◆ **Items from a figure collection**
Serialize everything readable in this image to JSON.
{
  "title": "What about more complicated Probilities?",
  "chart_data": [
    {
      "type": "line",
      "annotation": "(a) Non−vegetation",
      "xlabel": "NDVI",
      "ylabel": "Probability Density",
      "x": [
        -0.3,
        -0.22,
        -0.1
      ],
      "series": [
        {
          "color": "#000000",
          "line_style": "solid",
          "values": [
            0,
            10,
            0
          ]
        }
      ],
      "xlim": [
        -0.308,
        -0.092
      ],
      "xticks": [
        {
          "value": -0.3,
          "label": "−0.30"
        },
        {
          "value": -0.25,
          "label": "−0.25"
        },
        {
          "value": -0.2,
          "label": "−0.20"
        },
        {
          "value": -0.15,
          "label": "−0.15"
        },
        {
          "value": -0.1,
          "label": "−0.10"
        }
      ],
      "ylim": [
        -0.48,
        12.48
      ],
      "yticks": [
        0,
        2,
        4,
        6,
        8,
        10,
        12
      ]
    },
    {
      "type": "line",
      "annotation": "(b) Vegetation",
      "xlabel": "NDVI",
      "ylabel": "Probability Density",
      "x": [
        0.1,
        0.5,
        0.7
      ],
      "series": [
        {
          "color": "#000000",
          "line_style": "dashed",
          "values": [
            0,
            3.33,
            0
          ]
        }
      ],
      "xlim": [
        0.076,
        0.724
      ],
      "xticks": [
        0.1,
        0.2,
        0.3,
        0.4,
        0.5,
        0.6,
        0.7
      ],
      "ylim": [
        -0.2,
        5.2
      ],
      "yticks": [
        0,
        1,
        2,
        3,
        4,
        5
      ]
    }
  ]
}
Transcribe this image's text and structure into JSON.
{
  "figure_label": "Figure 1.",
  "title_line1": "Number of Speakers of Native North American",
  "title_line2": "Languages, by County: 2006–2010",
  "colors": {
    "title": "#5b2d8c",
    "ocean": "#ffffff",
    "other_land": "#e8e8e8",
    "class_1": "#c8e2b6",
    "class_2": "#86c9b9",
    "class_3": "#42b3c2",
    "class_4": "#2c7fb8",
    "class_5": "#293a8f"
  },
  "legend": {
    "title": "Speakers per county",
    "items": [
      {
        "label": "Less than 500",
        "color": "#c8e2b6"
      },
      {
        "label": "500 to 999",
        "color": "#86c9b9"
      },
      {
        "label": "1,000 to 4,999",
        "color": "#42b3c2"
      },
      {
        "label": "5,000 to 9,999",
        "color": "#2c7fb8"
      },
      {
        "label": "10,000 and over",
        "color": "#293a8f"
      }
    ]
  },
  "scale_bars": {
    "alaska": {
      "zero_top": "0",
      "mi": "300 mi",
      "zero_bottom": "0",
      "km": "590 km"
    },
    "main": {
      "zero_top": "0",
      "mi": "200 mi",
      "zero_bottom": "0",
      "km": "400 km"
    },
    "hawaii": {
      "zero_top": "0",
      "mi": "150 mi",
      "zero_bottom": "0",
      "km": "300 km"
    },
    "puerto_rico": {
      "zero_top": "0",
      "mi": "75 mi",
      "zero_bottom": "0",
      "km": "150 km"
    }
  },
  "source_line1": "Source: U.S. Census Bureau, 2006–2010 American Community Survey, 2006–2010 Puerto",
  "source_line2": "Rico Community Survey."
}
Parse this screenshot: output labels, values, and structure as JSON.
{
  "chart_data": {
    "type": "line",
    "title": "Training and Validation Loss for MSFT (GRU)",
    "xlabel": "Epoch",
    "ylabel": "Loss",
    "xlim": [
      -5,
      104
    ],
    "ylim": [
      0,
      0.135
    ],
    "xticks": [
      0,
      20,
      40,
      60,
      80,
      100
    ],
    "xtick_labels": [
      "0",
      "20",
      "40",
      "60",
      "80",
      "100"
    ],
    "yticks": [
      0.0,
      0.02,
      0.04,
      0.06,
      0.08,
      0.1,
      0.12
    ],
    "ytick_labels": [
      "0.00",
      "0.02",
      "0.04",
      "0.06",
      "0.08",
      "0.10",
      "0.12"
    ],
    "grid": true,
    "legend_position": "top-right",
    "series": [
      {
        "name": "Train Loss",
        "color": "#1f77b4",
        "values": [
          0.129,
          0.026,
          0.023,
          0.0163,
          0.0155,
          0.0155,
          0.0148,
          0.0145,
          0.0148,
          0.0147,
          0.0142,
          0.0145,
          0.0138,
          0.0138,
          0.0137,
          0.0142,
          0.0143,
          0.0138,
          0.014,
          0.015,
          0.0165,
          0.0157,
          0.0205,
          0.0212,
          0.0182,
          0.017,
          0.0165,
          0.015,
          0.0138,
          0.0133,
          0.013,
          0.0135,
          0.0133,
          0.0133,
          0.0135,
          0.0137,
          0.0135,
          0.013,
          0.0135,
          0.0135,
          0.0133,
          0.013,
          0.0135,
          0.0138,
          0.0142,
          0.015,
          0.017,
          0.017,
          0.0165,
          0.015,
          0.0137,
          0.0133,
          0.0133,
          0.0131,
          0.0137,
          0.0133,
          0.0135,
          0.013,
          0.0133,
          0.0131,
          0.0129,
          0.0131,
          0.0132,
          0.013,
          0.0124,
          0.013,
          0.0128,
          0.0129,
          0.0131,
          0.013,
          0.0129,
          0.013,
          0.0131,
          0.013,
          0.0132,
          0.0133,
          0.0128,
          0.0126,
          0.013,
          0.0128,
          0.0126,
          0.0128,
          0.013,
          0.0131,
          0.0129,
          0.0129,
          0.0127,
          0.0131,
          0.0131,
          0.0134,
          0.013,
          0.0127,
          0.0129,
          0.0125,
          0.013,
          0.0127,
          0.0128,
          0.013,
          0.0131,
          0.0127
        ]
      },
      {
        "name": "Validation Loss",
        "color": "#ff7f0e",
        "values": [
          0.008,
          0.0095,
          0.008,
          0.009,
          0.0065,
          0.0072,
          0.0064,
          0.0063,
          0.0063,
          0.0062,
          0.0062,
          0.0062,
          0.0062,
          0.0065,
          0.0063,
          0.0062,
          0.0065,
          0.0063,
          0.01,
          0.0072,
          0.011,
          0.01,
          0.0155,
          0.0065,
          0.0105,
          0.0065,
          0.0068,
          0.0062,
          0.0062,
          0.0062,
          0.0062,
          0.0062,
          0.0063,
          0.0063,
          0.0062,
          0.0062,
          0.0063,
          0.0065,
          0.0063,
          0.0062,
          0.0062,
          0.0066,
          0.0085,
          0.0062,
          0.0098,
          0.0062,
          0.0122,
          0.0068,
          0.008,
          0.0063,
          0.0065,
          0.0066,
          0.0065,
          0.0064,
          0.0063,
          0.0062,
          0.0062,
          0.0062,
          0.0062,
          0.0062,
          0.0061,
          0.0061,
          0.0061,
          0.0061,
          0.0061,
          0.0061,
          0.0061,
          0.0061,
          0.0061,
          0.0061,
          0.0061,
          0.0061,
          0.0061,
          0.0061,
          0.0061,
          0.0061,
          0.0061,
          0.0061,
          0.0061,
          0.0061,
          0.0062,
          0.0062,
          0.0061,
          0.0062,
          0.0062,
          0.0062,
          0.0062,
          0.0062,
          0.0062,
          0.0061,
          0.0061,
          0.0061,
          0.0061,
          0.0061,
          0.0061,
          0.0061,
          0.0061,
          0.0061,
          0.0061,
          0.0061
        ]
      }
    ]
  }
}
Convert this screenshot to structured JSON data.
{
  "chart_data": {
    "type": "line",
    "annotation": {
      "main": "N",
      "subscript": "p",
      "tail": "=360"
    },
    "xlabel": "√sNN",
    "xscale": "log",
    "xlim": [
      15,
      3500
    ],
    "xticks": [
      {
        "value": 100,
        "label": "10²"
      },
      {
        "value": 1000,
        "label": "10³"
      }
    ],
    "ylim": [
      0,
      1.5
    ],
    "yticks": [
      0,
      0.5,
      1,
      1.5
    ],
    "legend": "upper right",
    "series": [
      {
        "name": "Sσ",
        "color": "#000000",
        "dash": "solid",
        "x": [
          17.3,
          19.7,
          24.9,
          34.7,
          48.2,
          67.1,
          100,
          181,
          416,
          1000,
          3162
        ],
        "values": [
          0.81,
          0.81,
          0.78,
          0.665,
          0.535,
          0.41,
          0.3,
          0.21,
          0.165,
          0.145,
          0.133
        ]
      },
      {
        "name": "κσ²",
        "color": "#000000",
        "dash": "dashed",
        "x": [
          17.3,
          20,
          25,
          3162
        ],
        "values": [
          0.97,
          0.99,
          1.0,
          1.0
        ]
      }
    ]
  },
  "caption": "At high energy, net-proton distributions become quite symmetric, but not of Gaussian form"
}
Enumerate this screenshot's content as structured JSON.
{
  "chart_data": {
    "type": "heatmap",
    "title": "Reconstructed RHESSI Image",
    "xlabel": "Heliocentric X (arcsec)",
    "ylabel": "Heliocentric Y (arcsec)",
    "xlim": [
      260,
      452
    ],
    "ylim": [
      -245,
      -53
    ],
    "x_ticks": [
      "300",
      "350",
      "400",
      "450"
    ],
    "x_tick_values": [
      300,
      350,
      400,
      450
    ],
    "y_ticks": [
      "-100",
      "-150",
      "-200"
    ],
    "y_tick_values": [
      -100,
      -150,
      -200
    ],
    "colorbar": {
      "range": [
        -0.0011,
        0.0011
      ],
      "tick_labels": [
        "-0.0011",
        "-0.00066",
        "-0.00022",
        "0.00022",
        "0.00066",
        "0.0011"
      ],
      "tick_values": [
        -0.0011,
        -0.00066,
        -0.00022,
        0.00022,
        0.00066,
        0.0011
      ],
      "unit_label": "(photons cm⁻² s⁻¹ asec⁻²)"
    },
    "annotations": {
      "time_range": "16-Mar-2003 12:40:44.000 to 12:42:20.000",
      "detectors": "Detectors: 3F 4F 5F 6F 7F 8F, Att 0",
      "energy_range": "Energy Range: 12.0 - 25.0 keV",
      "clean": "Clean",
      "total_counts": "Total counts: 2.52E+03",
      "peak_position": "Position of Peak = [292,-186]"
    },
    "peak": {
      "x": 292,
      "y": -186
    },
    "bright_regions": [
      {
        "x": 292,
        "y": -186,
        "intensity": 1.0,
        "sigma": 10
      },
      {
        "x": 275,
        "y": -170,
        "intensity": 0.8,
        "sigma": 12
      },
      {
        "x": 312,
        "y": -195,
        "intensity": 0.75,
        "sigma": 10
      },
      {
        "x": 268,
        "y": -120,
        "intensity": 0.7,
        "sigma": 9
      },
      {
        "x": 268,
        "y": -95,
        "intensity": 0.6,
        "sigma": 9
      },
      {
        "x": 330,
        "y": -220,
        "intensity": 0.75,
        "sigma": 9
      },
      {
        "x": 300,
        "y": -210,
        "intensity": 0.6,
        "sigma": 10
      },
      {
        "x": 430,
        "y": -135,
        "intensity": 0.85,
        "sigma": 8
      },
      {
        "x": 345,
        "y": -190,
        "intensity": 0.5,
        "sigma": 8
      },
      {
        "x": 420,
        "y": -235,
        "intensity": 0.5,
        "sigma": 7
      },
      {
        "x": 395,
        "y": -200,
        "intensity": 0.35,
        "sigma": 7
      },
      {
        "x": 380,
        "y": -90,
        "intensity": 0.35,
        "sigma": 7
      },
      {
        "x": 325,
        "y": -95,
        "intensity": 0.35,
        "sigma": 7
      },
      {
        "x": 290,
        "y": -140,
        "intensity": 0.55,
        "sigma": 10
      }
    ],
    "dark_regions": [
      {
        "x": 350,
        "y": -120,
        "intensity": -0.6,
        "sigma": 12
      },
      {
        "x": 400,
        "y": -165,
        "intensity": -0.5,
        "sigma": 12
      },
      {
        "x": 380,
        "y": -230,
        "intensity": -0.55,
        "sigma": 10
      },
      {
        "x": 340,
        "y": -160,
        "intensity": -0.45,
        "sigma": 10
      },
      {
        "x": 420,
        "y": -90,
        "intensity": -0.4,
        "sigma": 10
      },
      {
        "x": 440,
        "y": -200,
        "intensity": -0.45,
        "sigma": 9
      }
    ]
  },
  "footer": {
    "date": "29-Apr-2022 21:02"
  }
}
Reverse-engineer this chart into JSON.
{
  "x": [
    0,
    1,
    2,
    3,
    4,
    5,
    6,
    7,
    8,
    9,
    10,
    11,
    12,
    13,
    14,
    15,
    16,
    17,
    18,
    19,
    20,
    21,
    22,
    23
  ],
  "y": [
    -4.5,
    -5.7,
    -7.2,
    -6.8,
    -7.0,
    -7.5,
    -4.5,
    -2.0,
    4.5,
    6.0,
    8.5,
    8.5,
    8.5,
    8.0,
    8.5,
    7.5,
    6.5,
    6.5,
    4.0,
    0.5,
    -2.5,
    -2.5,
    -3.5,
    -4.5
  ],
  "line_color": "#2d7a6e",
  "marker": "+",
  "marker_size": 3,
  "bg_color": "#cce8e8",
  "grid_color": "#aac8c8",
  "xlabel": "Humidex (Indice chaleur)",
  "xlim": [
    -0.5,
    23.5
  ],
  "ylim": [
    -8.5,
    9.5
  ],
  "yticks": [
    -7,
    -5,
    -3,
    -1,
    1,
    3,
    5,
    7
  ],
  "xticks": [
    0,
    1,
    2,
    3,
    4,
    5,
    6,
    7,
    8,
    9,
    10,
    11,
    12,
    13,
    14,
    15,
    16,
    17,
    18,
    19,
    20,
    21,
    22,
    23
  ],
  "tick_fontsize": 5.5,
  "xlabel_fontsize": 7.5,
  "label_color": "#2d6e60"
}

◆ **SHORT PROBLEM**
Search the records above for the string "this". Copy every line that contains it.

◆ **WRITTEN ANSWER**
Serialize everything readable in this image to JSON.
Transcribe this image's text and structure into JSON.
Parse this screenshot: output labels, values, and structure as JSON.
Convert this screenshot to structured JSON data.
Enumerate this screenshot's content as structured JSON.
Reverse-engineer this chart into JSON.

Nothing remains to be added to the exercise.